#### What to produce
Copy every line that contains the string "text" from the entries below.

Data items
####################

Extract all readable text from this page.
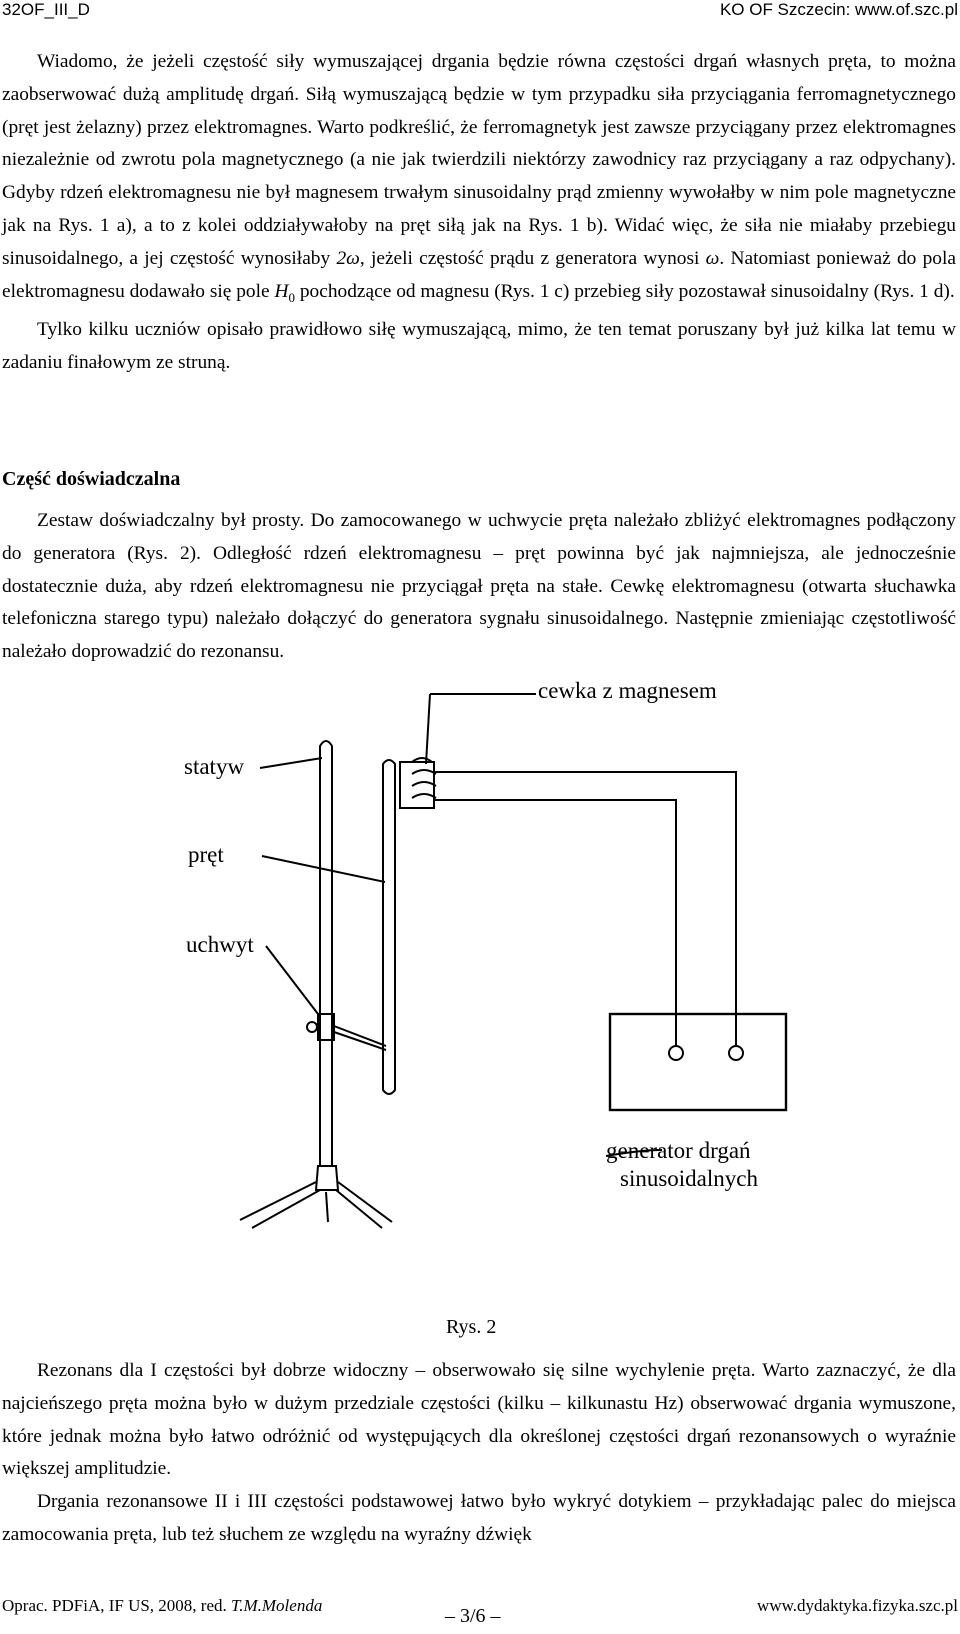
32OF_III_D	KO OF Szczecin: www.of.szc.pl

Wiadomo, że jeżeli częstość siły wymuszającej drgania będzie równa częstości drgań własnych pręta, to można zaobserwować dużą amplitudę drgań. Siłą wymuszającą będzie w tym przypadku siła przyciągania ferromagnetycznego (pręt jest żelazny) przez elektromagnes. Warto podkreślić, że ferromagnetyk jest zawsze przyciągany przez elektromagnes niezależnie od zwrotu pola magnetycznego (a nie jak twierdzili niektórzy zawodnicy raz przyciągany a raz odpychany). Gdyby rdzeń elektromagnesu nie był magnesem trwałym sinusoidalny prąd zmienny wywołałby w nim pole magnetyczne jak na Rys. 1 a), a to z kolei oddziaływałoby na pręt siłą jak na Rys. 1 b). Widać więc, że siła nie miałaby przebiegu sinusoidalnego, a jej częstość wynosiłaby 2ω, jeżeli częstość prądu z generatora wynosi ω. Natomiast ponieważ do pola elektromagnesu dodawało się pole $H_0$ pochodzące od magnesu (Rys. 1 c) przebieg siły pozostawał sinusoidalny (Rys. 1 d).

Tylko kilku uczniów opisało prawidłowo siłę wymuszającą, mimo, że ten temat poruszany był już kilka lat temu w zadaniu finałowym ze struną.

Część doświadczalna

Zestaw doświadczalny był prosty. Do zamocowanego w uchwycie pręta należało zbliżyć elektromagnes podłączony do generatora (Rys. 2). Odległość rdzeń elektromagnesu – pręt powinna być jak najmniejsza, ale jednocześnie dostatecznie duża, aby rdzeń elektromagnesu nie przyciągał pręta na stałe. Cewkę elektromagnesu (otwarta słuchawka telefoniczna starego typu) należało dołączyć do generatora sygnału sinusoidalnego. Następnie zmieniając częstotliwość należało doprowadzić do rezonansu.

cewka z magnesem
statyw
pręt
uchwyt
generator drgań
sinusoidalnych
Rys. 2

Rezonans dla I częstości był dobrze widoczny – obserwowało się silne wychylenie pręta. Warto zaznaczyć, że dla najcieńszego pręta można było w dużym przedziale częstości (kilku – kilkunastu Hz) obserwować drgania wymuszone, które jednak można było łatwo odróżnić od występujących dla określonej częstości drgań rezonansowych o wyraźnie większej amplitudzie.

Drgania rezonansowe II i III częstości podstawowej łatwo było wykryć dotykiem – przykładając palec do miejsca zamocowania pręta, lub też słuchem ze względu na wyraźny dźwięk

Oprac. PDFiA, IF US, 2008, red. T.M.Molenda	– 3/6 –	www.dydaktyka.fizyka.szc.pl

####################

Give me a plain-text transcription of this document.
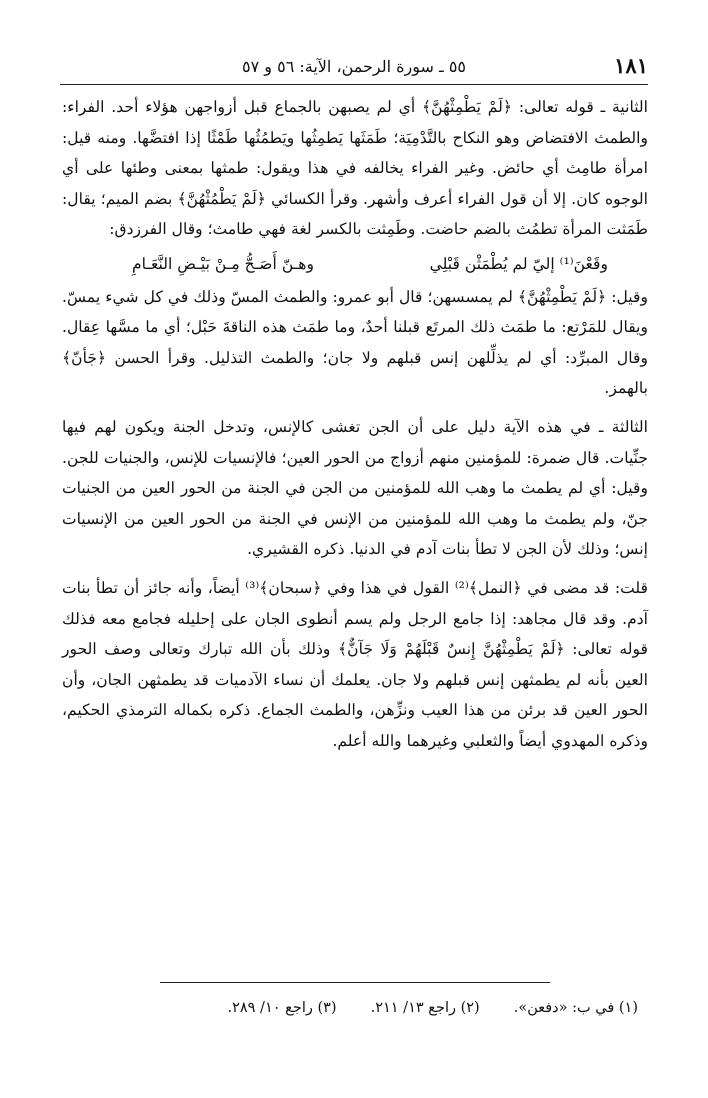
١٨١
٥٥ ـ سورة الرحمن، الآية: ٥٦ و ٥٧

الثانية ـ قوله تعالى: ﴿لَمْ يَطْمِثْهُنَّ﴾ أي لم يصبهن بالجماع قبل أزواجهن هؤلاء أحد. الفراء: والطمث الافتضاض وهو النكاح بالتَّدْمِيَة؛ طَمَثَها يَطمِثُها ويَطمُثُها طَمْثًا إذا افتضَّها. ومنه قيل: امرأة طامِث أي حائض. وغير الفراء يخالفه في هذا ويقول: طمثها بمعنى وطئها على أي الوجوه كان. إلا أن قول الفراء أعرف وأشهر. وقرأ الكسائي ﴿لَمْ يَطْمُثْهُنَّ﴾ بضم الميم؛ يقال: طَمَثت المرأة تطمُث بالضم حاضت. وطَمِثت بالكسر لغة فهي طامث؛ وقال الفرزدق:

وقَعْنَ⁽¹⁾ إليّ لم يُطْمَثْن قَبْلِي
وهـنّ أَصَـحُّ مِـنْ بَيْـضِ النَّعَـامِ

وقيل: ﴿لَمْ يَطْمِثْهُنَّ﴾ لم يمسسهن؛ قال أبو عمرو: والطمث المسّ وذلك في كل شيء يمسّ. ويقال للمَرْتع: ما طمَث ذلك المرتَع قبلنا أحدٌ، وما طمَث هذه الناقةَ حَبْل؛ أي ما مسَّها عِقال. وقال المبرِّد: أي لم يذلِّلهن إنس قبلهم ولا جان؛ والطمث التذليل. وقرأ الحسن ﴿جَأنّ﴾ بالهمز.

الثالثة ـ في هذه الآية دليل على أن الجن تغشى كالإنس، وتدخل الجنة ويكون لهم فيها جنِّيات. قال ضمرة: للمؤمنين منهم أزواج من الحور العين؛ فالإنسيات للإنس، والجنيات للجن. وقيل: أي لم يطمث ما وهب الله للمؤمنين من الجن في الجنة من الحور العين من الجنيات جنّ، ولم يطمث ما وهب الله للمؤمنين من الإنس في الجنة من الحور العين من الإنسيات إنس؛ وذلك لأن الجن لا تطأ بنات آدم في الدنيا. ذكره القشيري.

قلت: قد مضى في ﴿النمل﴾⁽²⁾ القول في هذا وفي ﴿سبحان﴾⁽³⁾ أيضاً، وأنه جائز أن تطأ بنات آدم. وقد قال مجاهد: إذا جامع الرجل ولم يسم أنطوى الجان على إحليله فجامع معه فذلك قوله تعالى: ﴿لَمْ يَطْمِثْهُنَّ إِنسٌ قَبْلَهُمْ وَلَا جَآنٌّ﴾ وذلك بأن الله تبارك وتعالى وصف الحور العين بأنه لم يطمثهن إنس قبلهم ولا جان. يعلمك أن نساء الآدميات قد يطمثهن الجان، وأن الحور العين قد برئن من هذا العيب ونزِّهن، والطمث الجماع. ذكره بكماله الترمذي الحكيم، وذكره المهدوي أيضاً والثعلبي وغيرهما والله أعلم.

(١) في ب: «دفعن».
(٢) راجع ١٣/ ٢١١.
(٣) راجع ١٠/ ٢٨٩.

####################

#### Result of the task
Extract all readable text from this page.
Give me a plain-text transcription of this document.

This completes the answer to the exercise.